§ **Set problem**: Read the material below. Count the lines containing "Settings" and give that count alone.

§ **Available data**:

****

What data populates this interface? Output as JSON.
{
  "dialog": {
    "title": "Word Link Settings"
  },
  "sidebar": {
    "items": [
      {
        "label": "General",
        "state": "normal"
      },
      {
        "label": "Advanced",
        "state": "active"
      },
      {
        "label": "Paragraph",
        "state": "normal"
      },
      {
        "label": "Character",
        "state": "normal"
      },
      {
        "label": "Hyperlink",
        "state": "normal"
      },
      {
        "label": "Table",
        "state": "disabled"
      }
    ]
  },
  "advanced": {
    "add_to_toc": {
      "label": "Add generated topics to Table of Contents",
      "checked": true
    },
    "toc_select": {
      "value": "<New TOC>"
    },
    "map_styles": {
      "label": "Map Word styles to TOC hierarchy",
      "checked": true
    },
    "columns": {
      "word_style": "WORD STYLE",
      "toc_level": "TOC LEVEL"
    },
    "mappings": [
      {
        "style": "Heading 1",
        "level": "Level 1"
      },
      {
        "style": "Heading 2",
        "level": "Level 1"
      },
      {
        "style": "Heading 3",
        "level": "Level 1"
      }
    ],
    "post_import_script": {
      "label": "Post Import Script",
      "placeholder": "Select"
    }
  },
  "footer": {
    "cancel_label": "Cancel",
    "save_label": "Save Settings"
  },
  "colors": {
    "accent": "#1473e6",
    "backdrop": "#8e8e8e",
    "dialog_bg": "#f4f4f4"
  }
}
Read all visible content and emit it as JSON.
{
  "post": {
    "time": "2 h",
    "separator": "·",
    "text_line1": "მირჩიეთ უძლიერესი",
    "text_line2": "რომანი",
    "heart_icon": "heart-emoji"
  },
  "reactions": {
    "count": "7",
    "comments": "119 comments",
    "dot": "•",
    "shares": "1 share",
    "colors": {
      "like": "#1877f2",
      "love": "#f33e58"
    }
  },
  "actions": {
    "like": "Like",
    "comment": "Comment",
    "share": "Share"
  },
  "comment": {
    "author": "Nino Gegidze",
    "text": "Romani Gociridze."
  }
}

****

§ **Exercise result**: 2